▸ **AIM OF THE TASK**
For the entries below, how many lines include the word "Amakusa"? Give the figure and nothing more.

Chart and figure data
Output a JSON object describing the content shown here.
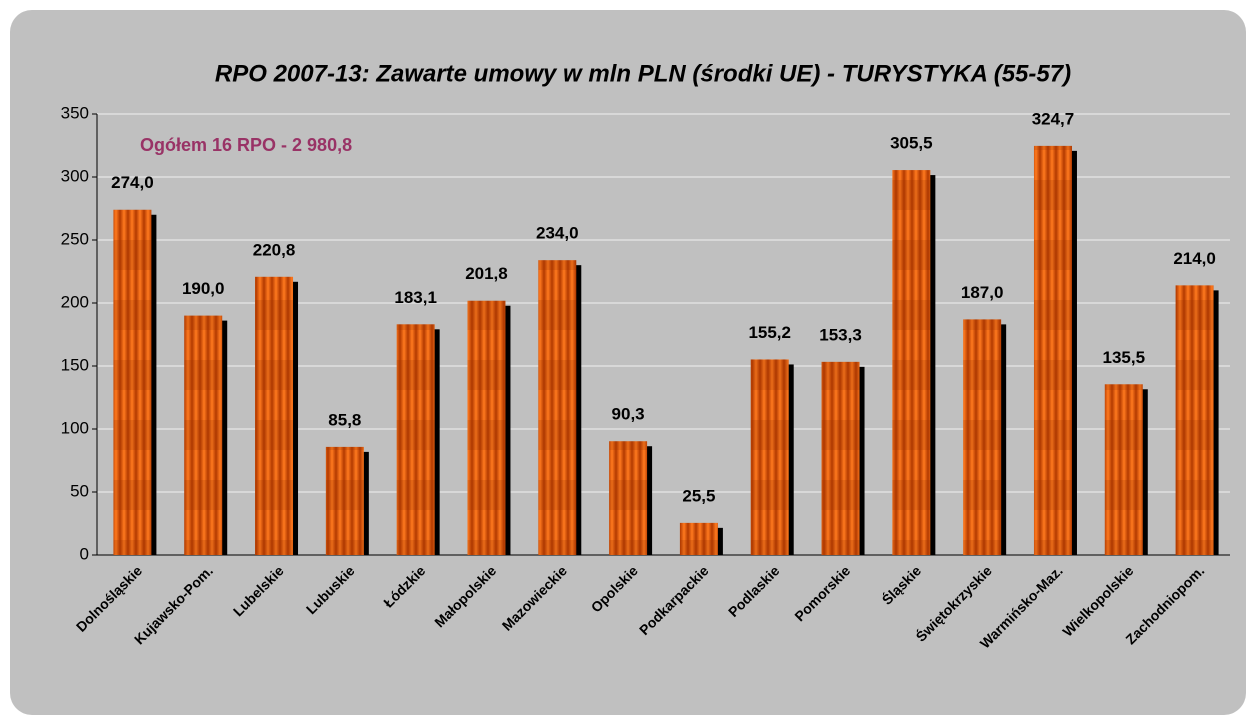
{
  "chart_data": {
    "type": "bar",
    "title": "RPO 2007-13: Zawarte umowy w mln PLN (środki UE) - TURYSTYKA (55-57)",
    "annotation": "Ogółem 16 RPO - 2 980,8",
    "categories": [
      "Dolnośląskie",
      "Kujawsko-Pom.",
      "Lubelskie",
      "Lubuskie",
      "Łódzkie",
      "Małopolskie",
      "Mazowieckie",
      "Opolskie",
      "Podkarpackie",
      "Podlaskie",
      "Pomorskie",
      "Śląskie",
      "Świętokrzyskie",
      "Warmińsko-Maz.",
      "Wielkopolskie",
      "Zachodniopom."
    ],
    "values": [
      274.0,
      190.0,
      220.8,
      85.8,
      183.1,
      201.8,
      234.0,
      90.3,
      25.5,
      155.2,
      153.3,
      305.5,
      187.0,
      324.7,
      135.5,
      214.0
    ],
    "value_labels": [
      "274,0",
      "190,0",
      "220,8",
      "85,8",
      "183,1",
      "201,8",
      "234,0",
      "90,3",
      "25,5",
      "155,2",
      "153,3",
      "305,5",
      "187,0",
      "324,7",
      "135,5",
      "214,0"
    ],
    "color": "#ff7a1f",
    "ylim": [
      0,
      350
    ],
    "yticks": [
      0,
      50,
      100,
      150,
      200,
      250,
      300,
      350
    ],
    "grid": true
  }
}
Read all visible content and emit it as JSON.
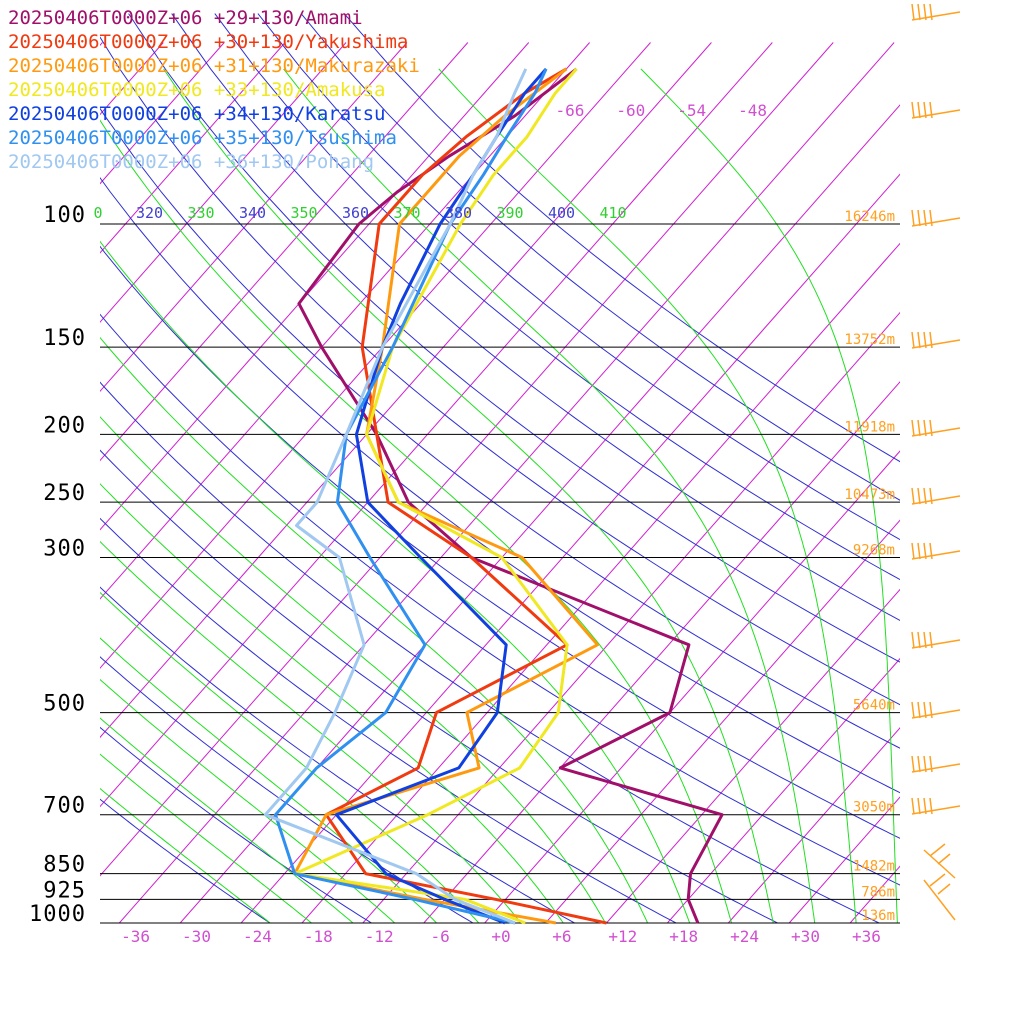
{
  "legend": [
    {
      "label": "20250406T0000Z+06 +29+130/Amami",
      "color": "#a0106a"
    },
    {
      "label": "20250406T0000Z+06 +30+130/Yakushima",
      "color": "#f03a10"
    },
    {
      "label": "20250406T0000Z+06 +31+130/Makurazaki",
      "color": "#ff9a10"
    },
    {
      "label": "20250406T0000Z+06 +33+130/Amakusa",
      "color": "#f0e820"
    },
    {
      "label": "20250406T0000Z+06 +34+130/Karatsu",
      "color": "#1040e0"
    },
    {
      "label": "20250406T0000Z+06 +35+130/Tsushima",
      "color": "#3090f0"
    },
    {
      "label": "20250406T0000Z+06 +36+130/Pohang",
      "color": "#a0c8f0"
    }
  ],
  "colors": {
    "isotherm": "#d020d0",
    "dry_adiabat": "#3030d0",
    "moist_adiabat": "#20e020",
    "height_label": "#ffa020",
    "wind_barb": "#ffa020",
    "axis_label": "#d050d0",
    "theta_label_blue": "#4040d0",
    "theta_label_green": "#30d030"
  },
  "pressure_labels": [
    {
      "p": 100,
      "label": "100"
    },
    {
      "p": 150,
      "label": "150"
    },
    {
      "p": 200,
      "label": "200"
    },
    {
      "p": 250,
      "label": "250"
    },
    {
      "p": 300,
      "label": "300"
    },
    {
      "p": 500,
      "label": "500"
    },
    {
      "p": 700,
      "label": "700"
    },
    {
      "p": 850,
      "label": "850"
    },
    {
      "p": 925,
      "label": "925"
    },
    {
      "p": 1000,
      "label": "1000"
    }
  ],
  "height_labels": [
    {
      "p": 100,
      "label": "16246m"
    },
    {
      "p": 150,
      "label": "13752m"
    },
    {
      "p": 200,
      "label": "11918m"
    },
    {
      "p": 250,
      "label": "10473m"
    },
    {
      "p": 300,
      "label": "9268m"
    },
    {
      "p": 500,
      "label": "5640m"
    },
    {
      "p": 700,
      "label": "3050m"
    },
    {
      "p": 850,
      "label": "1482m"
    },
    {
      "p": 925,
      "label": "786m"
    },
    {
      "p": 1000,
      "label": "136m"
    }
  ],
  "temperature_ticks": [
    "-36",
    "-30",
    "-24",
    "-18",
    "-12",
    "-6",
    "+0",
    "+6",
    "+12",
    "+18",
    "+24",
    "+30",
    "+36"
  ],
  "temperature_tick_values": [
    -36,
    -30,
    -24,
    -18,
    -12,
    -6,
    0,
    6,
    12,
    18,
    24,
    30,
    36
  ],
  "top_isotherm_labels": [
    "-66",
    "-60",
    "-54",
    "-48"
  ],
  "top_isotherm_values": [
    -66,
    -60,
    -54,
    -48
  ],
  "theta_labels": [
    {
      "label": "0",
      "kind": "moist"
    },
    {
      "label": "320",
      "kind": "dry"
    },
    {
      "label": "330",
      "kind": "moist"
    },
    {
      "label": "340",
      "kind": "dry"
    },
    {
      "label": "350",
      "kind": "moist"
    },
    {
      "label": "360",
      "kind": "dry"
    },
    {
      "label": "370",
      "kind": "moist"
    },
    {
      "label": "380",
      "kind": "dry"
    },
    {
      "label": "390",
      "kind": "moist"
    },
    {
      "label": "400",
      "kind": "dry"
    },
    {
      "label": "410",
      "kind": "moist"
    }
  ],
  "chart_data": {
    "type": "line",
    "subtype": "skew-T log-P sounding",
    "xlabel": "",
    "ylabel": "",
    "xlim": [
      -36,
      36
    ],
    "ylim": [
      1000,
      100
    ],
    "y_scale": "log",
    "grid": true,
    "legend_position": "top-left",
    "series": [
      {
        "name": "20250406T0000Z+06 +29+130/Amami",
        "color": "#a0106a",
        "points": [
          [
            1000,
            19
          ],
          [
            925,
            16
          ],
          [
            850,
            14
          ],
          [
            700,
            12
          ],
          [
            600,
            -8
          ],
          [
            500,
            -2
          ],
          [
            400,
            -6
          ],
          [
            300,
            -35
          ],
          [
            250,
            -46
          ],
          [
            200,
            -55
          ],
          [
            150,
            -68
          ],
          [
            130,
            -74
          ],
          [
            100,
            -75
          ],
          [
            90,
            -74
          ],
          [
            80,
            -72
          ],
          [
            70,
            -69
          ],
          [
            60,
            -67
          ]
        ]
      },
      {
        "name": "20250406T0000Z+06 +30+130/Yakushima",
        "color": "#f03a10",
        "points": [
          [
            1000,
            10
          ],
          [
            925,
            -3
          ],
          [
            850,
            -18
          ],
          [
            700,
            -27
          ],
          [
            600,
            -22
          ],
          [
            500,
            -25
          ],
          [
            400,
            -18
          ],
          [
            300,
            -35
          ],
          [
            250,
            -48
          ],
          [
            200,
            -55
          ],
          [
            150,
            -64
          ],
          [
            100,
            -73
          ],
          [
            85,
            -73
          ],
          [
            75,
            -72
          ],
          [
            65,
            -70
          ],
          [
            60,
            -68
          ]
        ]
      },
      {
        "name": "20250406T0000Z+06 +31+130/Makurazaki",
        "color": "#ff9a10",
        "points": [
          [
            1000,
            5
          ],
          [
            925,
            -10
          ],
          [
            850,
            -25
          ],
          [
            700,
            -27
          ],
          [
            600,
            -16
          ],
          [
            500,
            -22
          ],
          [
            400,
            -15
          ],
          [
            300,
            -30
          ],
          [
            250,
            -47
          ],
          [
            200,
            -56
          ],
          [
            150,
            -62
          ],
          [
            100,
            -71
          ],
          [
            80,
            -71
          ],
          [
            70,
            -70
          ],
          [
            60,
            -68
          ]
        ]
      },
      {
        "name": "20250406T0000Z+06 +33+130/Amakusa",
        "color": "#f0e820",
        "points": [
          [
            1000,
            2
          ],
          [
            925,
            -6
          ],
          [
            850,
            -25
          ],
          [
            700,
            -17
          ],
          [
            600,
            -12
          ],
          [
            500,
            -13
          ],
          [
            400,
            -18
          ],
          [
            300,
            -32
          ],
          [
            250,
            -47
          ],
          [
            200,
            -56
          ],
          [
            150,
            -61
          ],
          [
            100,
            -65
          ],
          [
            85,
            -66
          ],
          [
            75,
            -66
          ],
          [
            65,
            -67
          ],
          [
            60,
            -67
          ]
        ]
      },
      {
        "name": "20250406T0000Z+06 +34+130/Karatsu",
        "color": "#1040e0",
        "points": [
          [
            1000,
            0
          ],
          [
            925,
            -8
          ],
          [
            850,
            -16
          ],
          [
            700,
            -26
          ],
          [
            600,
            -18
          ],
          [
            500,
            -19
          ],
          [
            400,
            -24
          ],
          [
            300,
            -40
          ],
          [
            250,
            -50
          ],
          [
            200,
            -57
          ],
          [
            150,
            -62
          ],
          [
            130,
            -64
          ],
          [
            100,
            -67
          ],
          [
            85,
            -68
          ],
          [
            75,
            -69
          ],
          [
            65,
            -70
          ],
          [
            60,
            -70
          ]
        ]
      },
      {
        "name": "20250406T0000Z+06 +35+130/Tsushima",
        "color": "#3090f0",
        "points": [
          [
            1000,
            1
          ],
          [
            925,
            -11
          ],
          [
            850,
            -25
          ],
          [
            700,
            -32
          ],
          [
            600,
            -32
          ],
          [
            500,
            -30
          ],
          [
            400,
            -32
          ],
          [
            300,
            -45
          ],
          [
            250,
            -53
          ],
          [
            200,
            -58
          ],
          [
            150,
            -61
          ],
          [
            100,
            -66
          ],
          [
            85,
            -67
          ],
          [
            75,
            -68
          ],
          [
            65,
            -69
          ],
          [
            60,
            -70
          ]
        ]
      },
      {
        "name": "20250406T0000Z+06 +36+130/Pohang",
        "color": "#a0c8f0",
        "points": [
          [
            1000,
            1
          ],
          [
            925,
            -7
          ],
          [
            850,
            -13
          ],
          [
            700,
            -33
          ],
          [
            600,
            -33
          ],
          [
            500,
            -35
          ],
          [
            400,
            -38
          ],
          [
            300,
            -48
          ],
          [
            270,
            -55
          ],
          [
            250,
            -55
          ],
          [
            200,
            -58
          ],
          [
            150,
            -62
          ],
          [
            100,
            -66
          ],
          [
            85,
            -68
          ],
          [
            75,
            -69
          ],
          [
            65,
            -71
          ],
          [
            60,
            -72
          ]
        ]
      }
    ]
  }
}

▸ **COMPLETE OUTPUT**
2